TASK: What follows is a set of records, each of which is to be written out exactly.

DATASET CONTENT:

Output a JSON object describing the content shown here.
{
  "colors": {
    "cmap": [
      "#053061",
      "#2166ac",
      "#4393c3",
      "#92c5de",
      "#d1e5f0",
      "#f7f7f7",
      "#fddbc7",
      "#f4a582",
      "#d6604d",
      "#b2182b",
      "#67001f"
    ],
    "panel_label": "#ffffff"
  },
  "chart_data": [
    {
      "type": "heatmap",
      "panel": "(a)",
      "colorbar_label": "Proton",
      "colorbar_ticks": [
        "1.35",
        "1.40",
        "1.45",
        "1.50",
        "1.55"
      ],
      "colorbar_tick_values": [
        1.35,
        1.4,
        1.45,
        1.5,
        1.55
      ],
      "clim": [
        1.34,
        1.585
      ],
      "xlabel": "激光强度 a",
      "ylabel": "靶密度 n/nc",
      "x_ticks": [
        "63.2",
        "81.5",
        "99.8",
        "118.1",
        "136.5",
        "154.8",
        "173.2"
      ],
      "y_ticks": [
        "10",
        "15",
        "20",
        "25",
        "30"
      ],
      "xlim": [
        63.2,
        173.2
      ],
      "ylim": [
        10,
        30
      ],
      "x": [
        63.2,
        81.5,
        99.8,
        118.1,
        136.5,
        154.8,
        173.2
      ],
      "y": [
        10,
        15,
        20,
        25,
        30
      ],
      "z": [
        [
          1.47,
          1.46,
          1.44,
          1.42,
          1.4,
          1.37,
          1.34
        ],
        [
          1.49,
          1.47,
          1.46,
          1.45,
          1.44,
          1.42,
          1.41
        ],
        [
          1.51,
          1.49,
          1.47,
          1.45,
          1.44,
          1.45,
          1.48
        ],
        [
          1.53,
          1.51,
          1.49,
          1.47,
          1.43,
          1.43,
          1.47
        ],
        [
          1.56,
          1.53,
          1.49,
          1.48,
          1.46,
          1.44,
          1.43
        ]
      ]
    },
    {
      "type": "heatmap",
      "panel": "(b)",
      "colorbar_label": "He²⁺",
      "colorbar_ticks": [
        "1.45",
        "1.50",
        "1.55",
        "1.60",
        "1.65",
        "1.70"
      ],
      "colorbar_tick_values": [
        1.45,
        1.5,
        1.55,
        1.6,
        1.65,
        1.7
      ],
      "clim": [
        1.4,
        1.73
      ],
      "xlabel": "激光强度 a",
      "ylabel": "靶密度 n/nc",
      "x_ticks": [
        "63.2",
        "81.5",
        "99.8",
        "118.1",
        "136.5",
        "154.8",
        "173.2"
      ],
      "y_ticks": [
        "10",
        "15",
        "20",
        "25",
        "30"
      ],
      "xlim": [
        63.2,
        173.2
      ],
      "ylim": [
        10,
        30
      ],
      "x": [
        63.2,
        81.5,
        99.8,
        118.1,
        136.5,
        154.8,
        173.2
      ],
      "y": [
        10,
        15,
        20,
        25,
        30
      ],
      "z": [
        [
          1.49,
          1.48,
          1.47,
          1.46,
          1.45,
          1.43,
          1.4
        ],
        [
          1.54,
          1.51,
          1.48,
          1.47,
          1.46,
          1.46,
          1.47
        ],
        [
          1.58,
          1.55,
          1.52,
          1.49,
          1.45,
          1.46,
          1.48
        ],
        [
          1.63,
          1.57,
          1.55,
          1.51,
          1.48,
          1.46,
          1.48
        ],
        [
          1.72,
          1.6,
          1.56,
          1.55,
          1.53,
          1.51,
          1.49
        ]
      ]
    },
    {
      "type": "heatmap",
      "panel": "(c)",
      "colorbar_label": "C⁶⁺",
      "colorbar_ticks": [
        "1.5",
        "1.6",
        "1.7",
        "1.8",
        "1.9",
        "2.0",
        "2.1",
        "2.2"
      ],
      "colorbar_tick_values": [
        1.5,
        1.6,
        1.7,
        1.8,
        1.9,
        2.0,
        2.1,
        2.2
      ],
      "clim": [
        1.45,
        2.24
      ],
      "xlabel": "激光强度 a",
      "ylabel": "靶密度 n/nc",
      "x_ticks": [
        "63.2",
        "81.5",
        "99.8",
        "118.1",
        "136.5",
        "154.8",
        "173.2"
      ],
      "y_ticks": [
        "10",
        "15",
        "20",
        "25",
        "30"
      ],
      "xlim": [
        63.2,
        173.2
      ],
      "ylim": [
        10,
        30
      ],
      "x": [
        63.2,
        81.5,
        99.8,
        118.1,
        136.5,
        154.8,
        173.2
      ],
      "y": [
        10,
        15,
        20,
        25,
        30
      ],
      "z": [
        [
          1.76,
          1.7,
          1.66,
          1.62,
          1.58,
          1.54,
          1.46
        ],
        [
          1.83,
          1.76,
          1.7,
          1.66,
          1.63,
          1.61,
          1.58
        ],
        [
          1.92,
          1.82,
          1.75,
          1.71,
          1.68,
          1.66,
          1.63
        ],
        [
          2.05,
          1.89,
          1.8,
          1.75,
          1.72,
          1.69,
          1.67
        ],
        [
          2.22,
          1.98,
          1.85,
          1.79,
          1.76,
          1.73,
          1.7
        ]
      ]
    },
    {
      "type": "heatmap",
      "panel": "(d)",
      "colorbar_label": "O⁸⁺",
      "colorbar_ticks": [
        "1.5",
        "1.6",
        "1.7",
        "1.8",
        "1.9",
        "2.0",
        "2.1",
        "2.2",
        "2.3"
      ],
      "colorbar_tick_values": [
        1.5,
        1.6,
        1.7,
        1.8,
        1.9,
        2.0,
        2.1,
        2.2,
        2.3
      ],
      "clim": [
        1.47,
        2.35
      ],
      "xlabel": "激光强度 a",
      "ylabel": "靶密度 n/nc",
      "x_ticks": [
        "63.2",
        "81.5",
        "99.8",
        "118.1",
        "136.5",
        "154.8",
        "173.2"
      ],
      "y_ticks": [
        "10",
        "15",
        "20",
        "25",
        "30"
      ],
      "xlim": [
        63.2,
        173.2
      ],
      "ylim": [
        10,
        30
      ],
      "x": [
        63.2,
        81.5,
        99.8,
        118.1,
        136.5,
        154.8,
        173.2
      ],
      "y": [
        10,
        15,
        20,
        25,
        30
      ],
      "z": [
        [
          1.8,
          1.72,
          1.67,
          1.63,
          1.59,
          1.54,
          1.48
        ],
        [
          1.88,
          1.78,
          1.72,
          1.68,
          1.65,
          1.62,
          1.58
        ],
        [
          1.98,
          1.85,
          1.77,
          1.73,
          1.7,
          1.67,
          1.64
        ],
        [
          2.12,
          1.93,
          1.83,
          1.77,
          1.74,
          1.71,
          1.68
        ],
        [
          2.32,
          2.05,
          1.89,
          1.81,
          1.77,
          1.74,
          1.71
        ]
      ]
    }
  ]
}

SOLUTION TO THIS EXERCISE:
Output a JSON object describing the content shown here.
{
  "colors": {
    "cmap": [
      "#053061",
      "#2166ac",
      "#4393c3",
      "#92c5de",
      "#d1e5f0",
      "#f7f7f7",
      "#fddbc7",
      "#f4a582",
      "#d6604d",
      "#b2182b",
      "#67001f"
    ],
    "panel_label": "#ffffff"
  },
  "chart_data": [
    {
      "type": "heatmap",
      "panel": "(a)",
      "colorbar_label": "Proton",
      "colorbar_ticks": [
        "1.35",
        "1.40",
        "1.45",
        "1.50",
        "1.55"
      ],
      "colorbar_tick_values": [
        1.35,
        1.4,
        1.45,
        1.5,
        1.55
      ],
      "clim": [
        1.34,
        1.585
      ],
      "xlabel": "激光强度 a",
      "ylabel": "靶密度 n/nc",
      "x_ticks": [
        "63.2",
        "81.5",
        "99.8",
        "118.1",
        "136.5",
        "154.8",
        "173.2"
      ],
      "y_ticks": [
        "10",
        "15",
        "20",
        "25",
        "30"
      ],
      "xlim": [
        63.2,
        173.2
      ],
      "ylim": [
        10,
        30
      ],
      "x": [
        63.2,
        81.5,
        99.8,
        118.1,
        136.5,
        154.8,
        173.2
      ],
      "y": [
        10,
        15,
        20,
        25,
        30
      ],
      "z": [
        [
          1.47,
          1.46,
          1.44,
          1.42,
          1.4,
          1.37,
          1.34
        ],
        [
          1.49,
          1.47,
          1.46,
          1.45,
          1.44,
          1.42,
          1.41
        ],
        [
          1.51,
          1.49,
          1.47,
          1.45,
          1.44,
          1.45,
          1.48
        ],
        [
          1.53,
          1.51,
          1.49,
          1.47,
          1.43,
          1.43,
          1.47
        ],
        [
          1.56,
          1.53,
          1.49,
          1.48,
          1.46,
          1.44,
          1.43
        ]
      ]
    },
    {
      "type": "heatmap",
      "panel": "(b)",
      "colorbar_label": "He²⁺",
      "colorbar_ticks": [
        "1.45",
        "1.50",
        "1.55",
        "1.60",
        "1.65",
        "1.70"
      ],
      "colorbar_tick_values": [
        1.45,
        1.5,
        1.55,
        1.6,
        1.65,
        1.7
      ],
      "clim": [
        1.4,
        1.73
      ],
      "xlabel": "激光强度 a",
      "ylabel": "靶密度 n/nc",
      "x_ticks": [
        "63.2",
        "81.5",
        "99.8",
        "118.1",
        "136.5",
        "154.8",
        "173.2"
      ],
      "y_ticks": [
        "10",
        "15",
        "20",
        "25",
        "30"
      ],
      "xlim": [
        63.2,
        173.2
      ],
      "ylim": [
        10,
        30
      ],
      "x": [
        63.2,
        81.5,
        99.8,
        118.1,
        136.5,
        154.8,
        173.2
      ],
      "y": [
        10,
        15,
        20,
        25,
        30
      ],
      "z": [
        [
          1.49,
          1.48,
          1.47,
          1.46,
          1.45,
          1.43,
          1.4
        ],
        [
          1.54,
          1.51,
          1.48,
          1.47,
          1.46,
          1.46,
          1.47
        ],
        [
          1.58,
          1.55,
          1.52,
          1.49,
          1.45,
          1.46,
          1.48
        ],
        [
          1.63,
          1.57,
          1.55,
          1.51,
          1.48,
          1.46,
          1.48
        ],
        [
          1.72,
          1.6,
          1.56,
          1.55,
          1.53,
          1.51,
          1.49
        ]
      ]
    },
    {
      "type": "heatmap",
      "panel": "(c)",
      "colorbar_label": "C⁶⁺",
      "colorbar_ticks": [
        "1.5",
        "1.6",
        "1.7",
        "1.8",
        "1.9",
        "2.0",
        "2.1",
        "2.2"
      ],
      "colorbar_tick_values": [
        1.5,
        1.6,
        1.7,
        1.8,
        1.9,
        2.0,
        2.1,
        2.2
      ],
      "clim": [
        1.45,
        2.24
      ],
      "xlabel": "激光强度 a",
      "ylabel": "靶密度 n/nc",
      "x_ticks": [
        "63.2",
        "81.5",
        "99.8",
        "118.1",
        "136.5",
        "154.8",
        "173.2"
      ],
      "y_ticks": [
        "10",
        "15",
        "20",
        "25",
        "30"
      ],
      "xlim": [
        63.2,
        173.2
      ],
      "ylim": [
        10,
        30
      ],
      "x": [
        63.2,
        81.5,
        99.8,
        118.1,
        136.5,
        154.8,
        173.2
      ],
      "y": [
        10,
        15,
        20,
        25,
        30
      ],
      "z": [
        [
          1.76,
          1.7,
          1.66,
          1.62,
          1.58,
          1.54,
          1.46
        ],
        [
          1.83,
          1.76,
          1.7,
          1.66,
          1.63,
          1.61,
          1.58
        ],
        [
          1.92,
          1.82,
          1.75,
          1.71,
          1.68,
          1.66,
          1.63
        ],
        [
          2.05,
          1.89,
          1.8,
          1.75,
          1.72,
          1.69,
          1.67
        ],
        [
          2.22,
          1.98,
          1.85,
          1.79,
          1.76,
          1.73,
          1.7
        ]
      ]
    },
    {
      "type": "heatmap",
      "panel": "(d)",
      "colorbar_label": "O⁸⁺",
      "colorbar_ticks": [
        "1.5",
        "1.6",
        "1.7",
        "1.8",
        "1.9",
        "2.0",
        "2.1",
        "2.2",
        "2.3"
      ],
      "colorbar_tick_values": [
        1.5,
        1.6,
        1.7,
        1.8,
        1.9,
        2.0,
        2.1,
        2.2,
        2.3
      ],
      "clim": [
        1.47,
        2.35
      ],
      "xlabel": "激光强度 a",
      "ylabel": "靶密度 n/nc",
      "x_ticks": [
        "63.2",
        "81.5",
        "99.8",
        "118.1",
        "136.5",
        "154.8",
        "173.2"
      ],
      "y_ticks": [
        "10",
        "15",
        "20",
        "25",
        "30"
      ],
      "xlim": [
        63.2,
        173.2
      ],
      "ylim": [
        10,
        30
      ],
      "x": [
        63.2,
        81.5,
        99.8,
        118.1,
        136.5,
        154.8,
        173.2
      ],
      "y": [
        10,
        15,
        20,
        25,
        30
      ],
      "z": [
        [
          1.8,
          1.72,
          1.67,
          1.63,
          1.59,
          1.54,
          1.48
        ],
        [
          1.88,
          1.78,
          1.72,
          1.68,
          1.65,
          1.62,
          1.58
        ],
        [
          1.98,
          1.85,
          1.77,
          1.73,
          1.7,
          1.67,
          1.64
        ],
        [
          2.12,
          1.93,
          1.83,
          1.77,
          1.74,
          1.71,
          1.68
        ],
        [
          2.32,
          2.05,
          1.89,
          1.81,
          1.77,
          1.74,
          1.71
        ]
      ]
    }
  ]
}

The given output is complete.